_Job_
Read the entries below and pull out each line with the string "true".

================================

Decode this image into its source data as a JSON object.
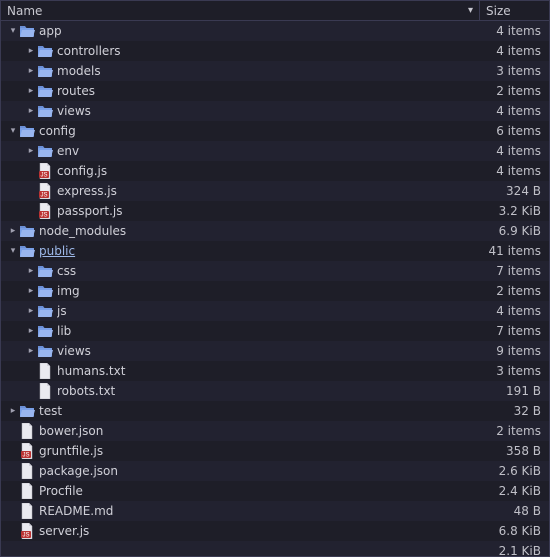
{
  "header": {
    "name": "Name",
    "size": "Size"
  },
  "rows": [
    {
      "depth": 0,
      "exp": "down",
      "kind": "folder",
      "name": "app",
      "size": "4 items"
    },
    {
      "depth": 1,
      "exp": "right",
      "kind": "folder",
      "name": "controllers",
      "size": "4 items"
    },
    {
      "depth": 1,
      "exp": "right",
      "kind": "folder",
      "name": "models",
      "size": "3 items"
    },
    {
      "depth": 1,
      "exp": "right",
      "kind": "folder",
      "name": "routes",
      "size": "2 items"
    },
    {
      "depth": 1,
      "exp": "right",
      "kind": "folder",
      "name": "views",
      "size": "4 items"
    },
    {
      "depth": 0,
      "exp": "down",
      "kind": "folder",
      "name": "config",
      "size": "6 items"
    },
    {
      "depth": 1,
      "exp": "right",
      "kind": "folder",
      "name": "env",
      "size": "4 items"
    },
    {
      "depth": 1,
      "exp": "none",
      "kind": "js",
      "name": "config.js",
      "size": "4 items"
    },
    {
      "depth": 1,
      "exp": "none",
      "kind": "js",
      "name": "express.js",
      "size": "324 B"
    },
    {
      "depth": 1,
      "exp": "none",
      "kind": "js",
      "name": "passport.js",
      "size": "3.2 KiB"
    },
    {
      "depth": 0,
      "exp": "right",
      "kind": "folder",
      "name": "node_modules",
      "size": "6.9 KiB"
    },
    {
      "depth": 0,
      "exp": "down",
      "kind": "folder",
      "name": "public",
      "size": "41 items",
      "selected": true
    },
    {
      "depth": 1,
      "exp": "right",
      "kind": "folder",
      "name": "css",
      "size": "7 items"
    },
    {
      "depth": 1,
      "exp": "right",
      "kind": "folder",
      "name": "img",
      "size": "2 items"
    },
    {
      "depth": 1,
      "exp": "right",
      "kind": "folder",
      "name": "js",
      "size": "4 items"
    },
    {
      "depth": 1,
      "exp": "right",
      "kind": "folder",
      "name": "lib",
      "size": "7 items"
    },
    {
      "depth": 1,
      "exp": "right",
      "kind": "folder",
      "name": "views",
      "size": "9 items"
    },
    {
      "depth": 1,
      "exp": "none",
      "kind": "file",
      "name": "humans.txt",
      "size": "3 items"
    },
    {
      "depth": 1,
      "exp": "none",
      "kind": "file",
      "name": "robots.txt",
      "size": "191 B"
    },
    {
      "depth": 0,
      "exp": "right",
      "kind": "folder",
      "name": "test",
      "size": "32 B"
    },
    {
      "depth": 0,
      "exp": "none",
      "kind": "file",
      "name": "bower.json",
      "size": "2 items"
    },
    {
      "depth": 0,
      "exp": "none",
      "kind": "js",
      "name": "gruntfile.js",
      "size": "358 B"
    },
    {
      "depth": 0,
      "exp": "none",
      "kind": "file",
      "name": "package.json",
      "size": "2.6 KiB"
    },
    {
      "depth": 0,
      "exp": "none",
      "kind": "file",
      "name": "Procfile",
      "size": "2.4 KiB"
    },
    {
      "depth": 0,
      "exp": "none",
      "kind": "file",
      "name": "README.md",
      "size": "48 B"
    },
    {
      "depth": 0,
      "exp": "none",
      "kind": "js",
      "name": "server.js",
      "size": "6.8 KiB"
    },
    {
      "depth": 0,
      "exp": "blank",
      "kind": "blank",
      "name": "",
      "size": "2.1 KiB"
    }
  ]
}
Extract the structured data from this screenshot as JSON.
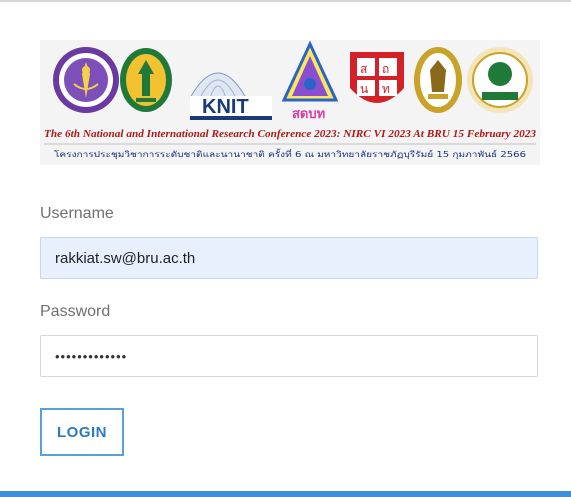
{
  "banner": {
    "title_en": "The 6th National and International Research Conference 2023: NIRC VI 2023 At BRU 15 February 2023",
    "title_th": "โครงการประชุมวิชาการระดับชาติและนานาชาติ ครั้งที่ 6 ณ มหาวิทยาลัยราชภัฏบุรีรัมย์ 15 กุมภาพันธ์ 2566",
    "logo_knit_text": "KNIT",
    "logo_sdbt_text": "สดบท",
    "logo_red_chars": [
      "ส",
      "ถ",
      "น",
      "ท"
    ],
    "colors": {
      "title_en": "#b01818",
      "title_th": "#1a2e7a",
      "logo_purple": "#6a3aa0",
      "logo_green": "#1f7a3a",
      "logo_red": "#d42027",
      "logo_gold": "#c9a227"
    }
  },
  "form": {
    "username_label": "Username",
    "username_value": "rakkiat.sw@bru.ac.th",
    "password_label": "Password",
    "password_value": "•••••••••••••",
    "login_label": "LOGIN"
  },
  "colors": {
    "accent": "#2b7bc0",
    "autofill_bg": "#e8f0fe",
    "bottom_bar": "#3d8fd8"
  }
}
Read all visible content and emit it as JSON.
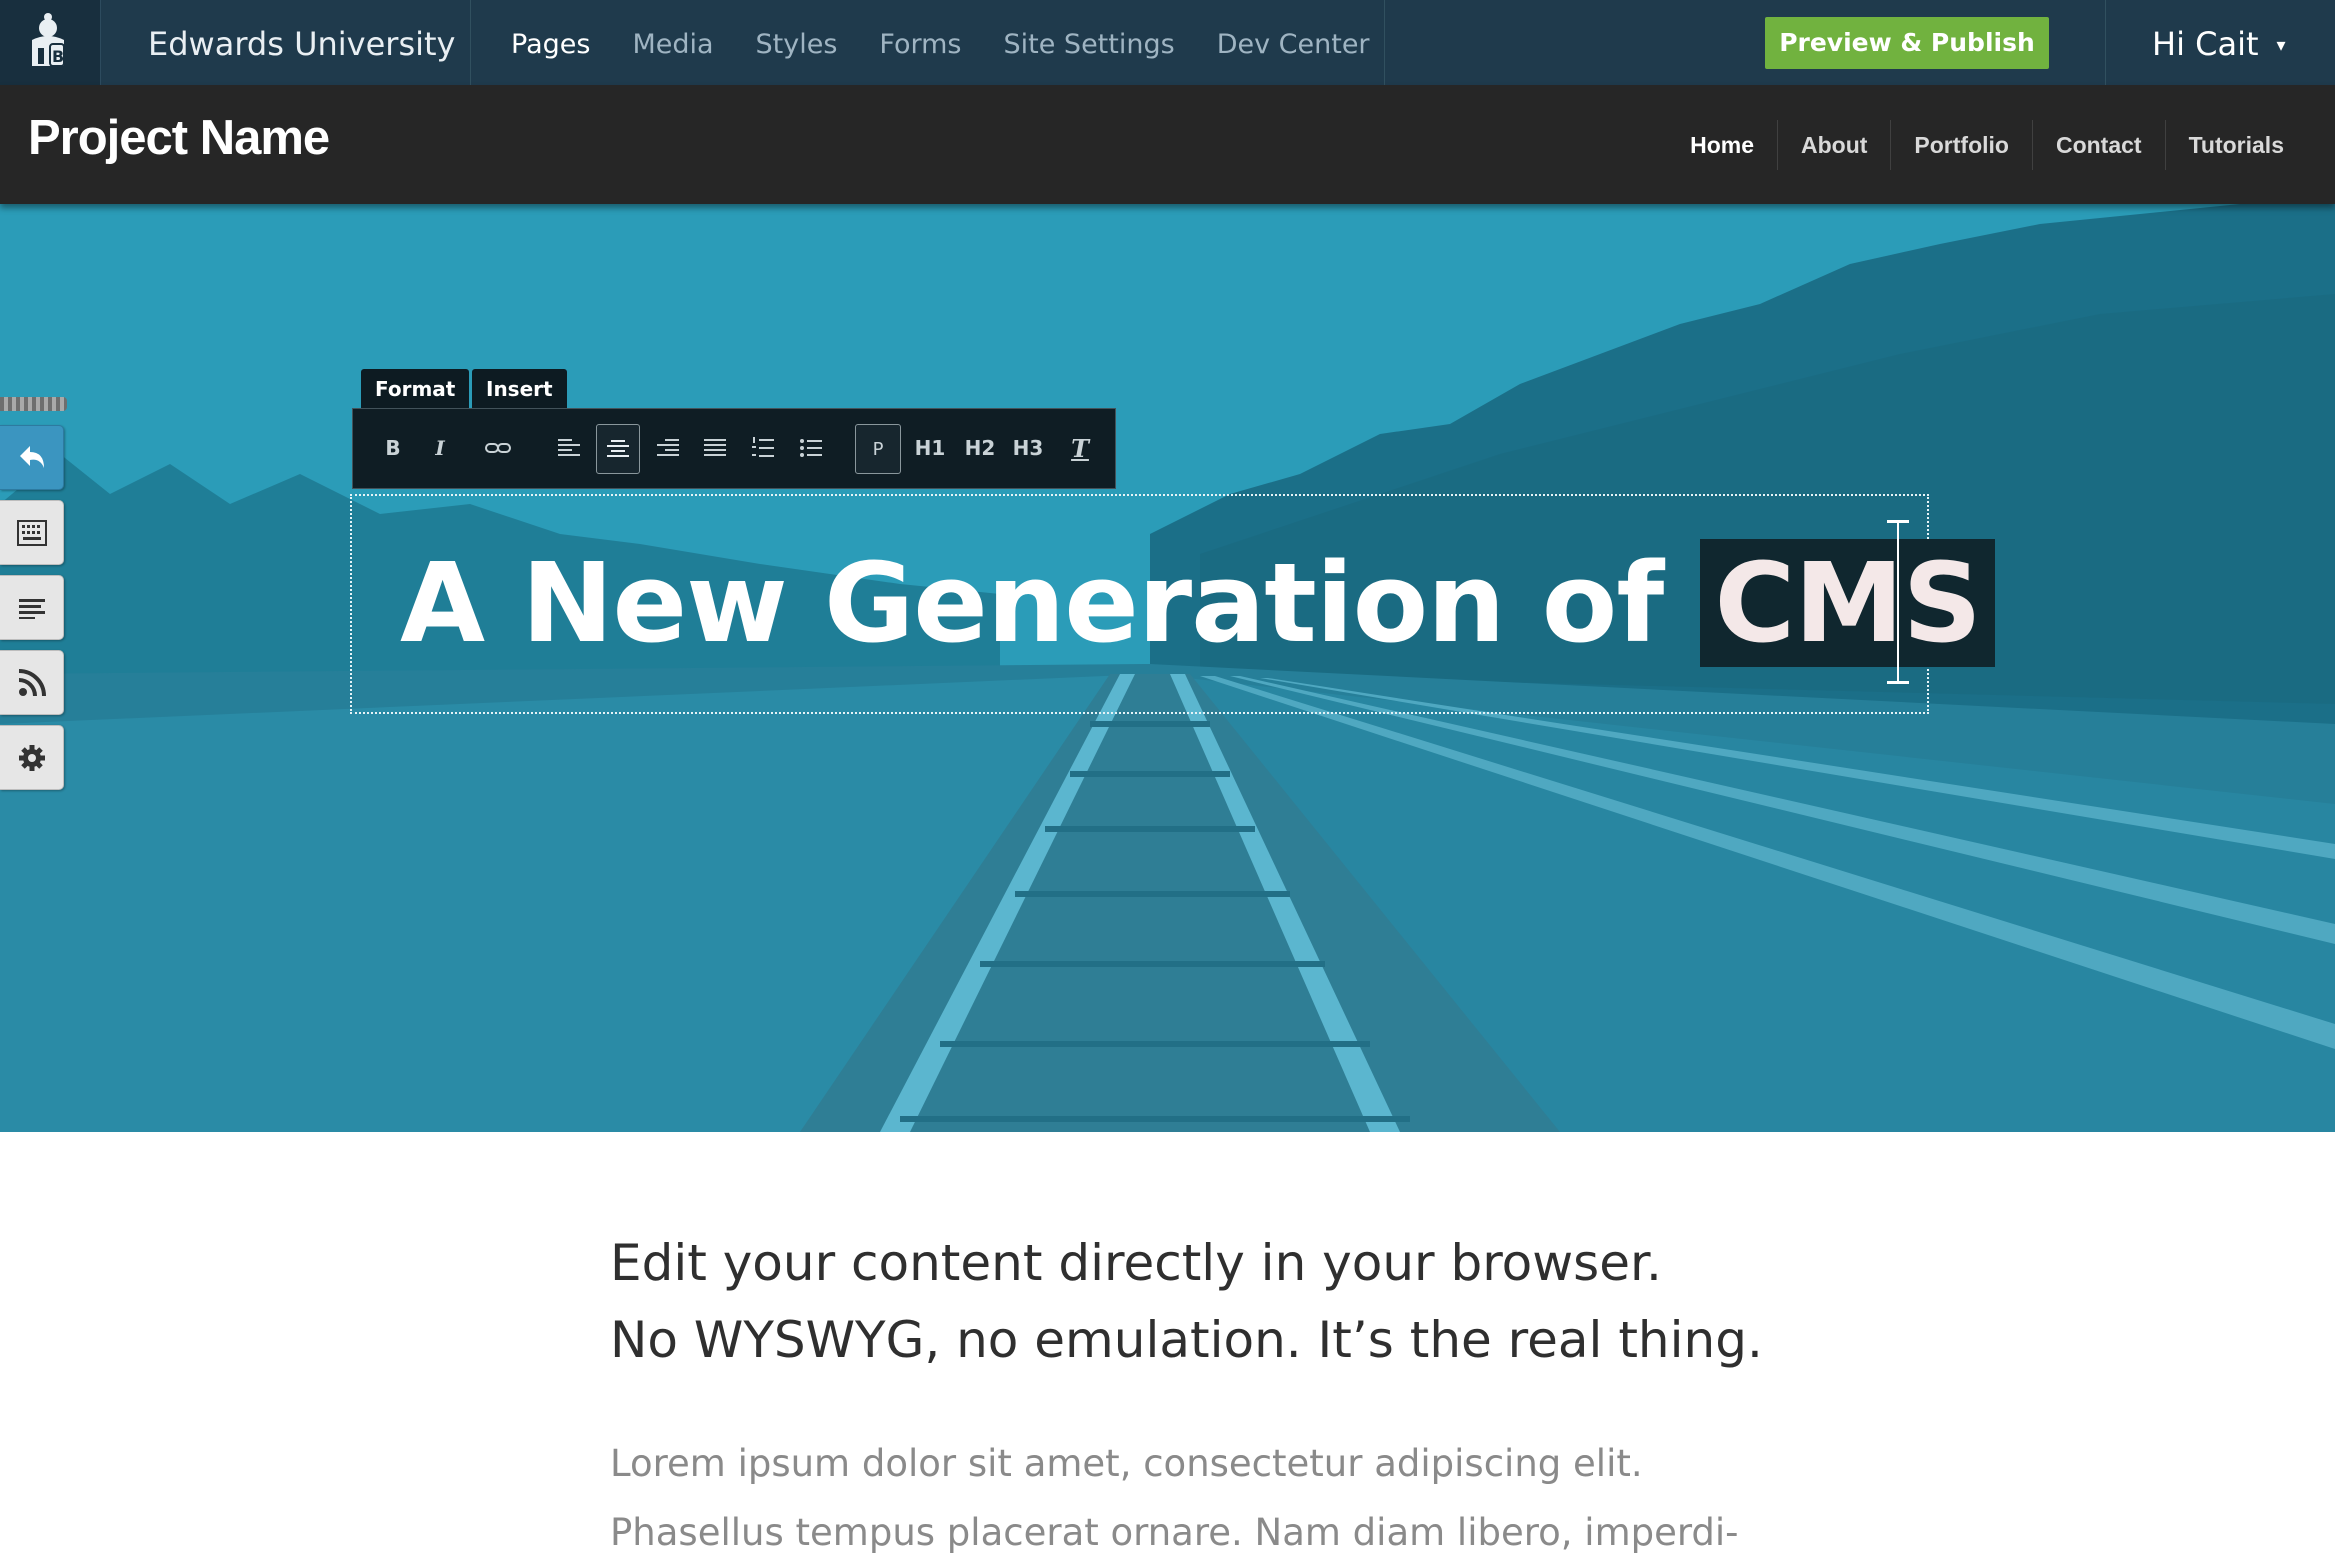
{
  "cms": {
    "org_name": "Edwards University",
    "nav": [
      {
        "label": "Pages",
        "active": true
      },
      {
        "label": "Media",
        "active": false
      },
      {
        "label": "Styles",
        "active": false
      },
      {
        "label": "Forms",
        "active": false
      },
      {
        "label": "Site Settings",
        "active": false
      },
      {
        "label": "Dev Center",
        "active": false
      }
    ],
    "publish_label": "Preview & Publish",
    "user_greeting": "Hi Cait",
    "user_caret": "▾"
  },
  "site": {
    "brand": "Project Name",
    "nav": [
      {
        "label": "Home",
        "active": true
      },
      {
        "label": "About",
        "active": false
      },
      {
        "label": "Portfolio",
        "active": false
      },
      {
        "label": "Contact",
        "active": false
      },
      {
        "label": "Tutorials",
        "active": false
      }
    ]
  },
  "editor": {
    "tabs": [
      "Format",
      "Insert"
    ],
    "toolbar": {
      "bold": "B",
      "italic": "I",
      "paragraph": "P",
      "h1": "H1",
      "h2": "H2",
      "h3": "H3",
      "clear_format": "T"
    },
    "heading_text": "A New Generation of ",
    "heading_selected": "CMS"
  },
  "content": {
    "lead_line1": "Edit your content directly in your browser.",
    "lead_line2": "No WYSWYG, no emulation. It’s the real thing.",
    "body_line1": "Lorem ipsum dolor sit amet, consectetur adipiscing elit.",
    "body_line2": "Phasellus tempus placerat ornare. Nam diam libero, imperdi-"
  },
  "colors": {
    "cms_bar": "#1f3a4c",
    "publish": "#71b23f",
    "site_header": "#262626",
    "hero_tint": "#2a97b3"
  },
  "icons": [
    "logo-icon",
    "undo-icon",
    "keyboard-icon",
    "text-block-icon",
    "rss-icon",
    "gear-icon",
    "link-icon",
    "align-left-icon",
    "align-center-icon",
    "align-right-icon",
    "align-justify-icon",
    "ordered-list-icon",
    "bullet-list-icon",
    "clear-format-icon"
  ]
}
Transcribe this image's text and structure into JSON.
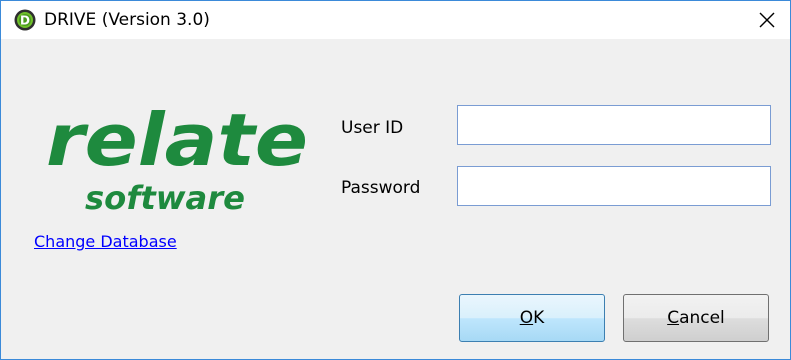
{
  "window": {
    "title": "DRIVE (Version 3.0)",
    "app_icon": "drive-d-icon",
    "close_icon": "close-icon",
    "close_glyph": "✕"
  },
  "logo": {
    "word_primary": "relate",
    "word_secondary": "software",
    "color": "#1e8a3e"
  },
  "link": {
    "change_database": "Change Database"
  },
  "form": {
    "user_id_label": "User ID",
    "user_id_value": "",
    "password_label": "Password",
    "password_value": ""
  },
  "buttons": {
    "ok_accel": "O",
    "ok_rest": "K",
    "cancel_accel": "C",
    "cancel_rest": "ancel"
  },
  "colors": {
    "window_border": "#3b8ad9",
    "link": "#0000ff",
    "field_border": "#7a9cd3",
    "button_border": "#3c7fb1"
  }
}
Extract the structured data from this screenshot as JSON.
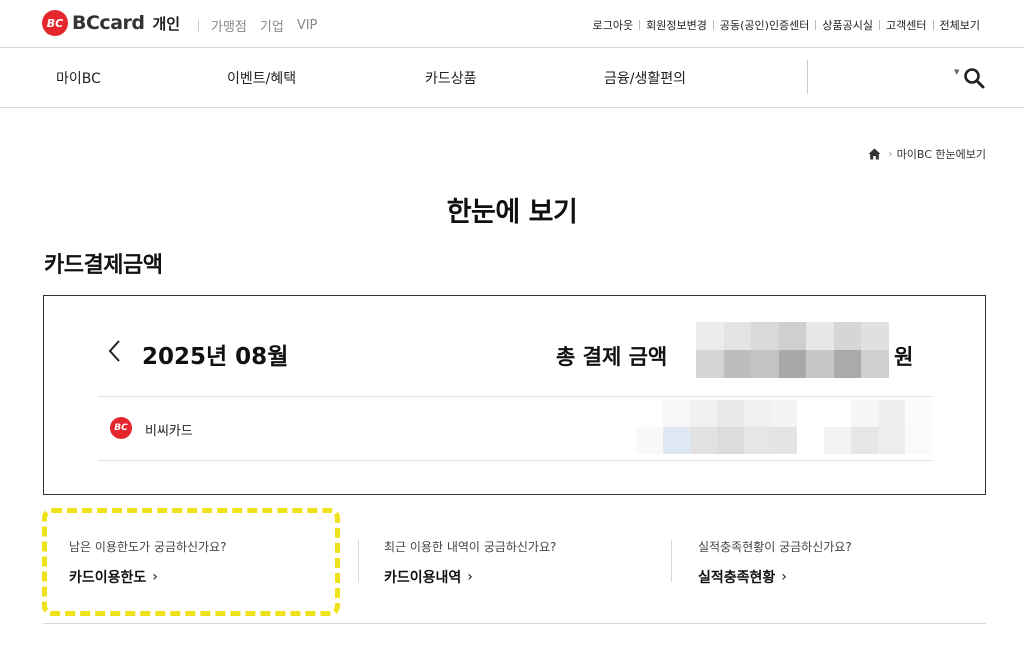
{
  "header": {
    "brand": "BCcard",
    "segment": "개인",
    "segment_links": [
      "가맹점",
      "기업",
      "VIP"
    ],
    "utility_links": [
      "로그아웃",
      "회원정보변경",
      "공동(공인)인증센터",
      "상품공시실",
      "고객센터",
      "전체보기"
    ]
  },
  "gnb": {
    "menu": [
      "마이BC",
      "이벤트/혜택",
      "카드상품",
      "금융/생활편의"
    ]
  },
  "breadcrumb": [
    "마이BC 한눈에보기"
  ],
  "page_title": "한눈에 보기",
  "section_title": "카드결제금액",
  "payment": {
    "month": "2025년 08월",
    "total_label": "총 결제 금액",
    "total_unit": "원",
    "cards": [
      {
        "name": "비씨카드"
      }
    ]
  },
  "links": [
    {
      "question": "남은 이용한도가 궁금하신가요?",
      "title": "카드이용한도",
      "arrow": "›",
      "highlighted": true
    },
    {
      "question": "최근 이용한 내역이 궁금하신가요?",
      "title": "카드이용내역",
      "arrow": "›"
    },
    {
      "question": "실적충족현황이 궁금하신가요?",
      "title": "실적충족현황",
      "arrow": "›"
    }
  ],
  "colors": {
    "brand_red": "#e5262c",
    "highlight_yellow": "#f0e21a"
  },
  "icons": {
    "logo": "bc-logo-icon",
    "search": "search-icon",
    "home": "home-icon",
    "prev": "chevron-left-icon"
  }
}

================================

_Completed task_
      "selected": true
        "active": true
        "active": true
      "highlighted": true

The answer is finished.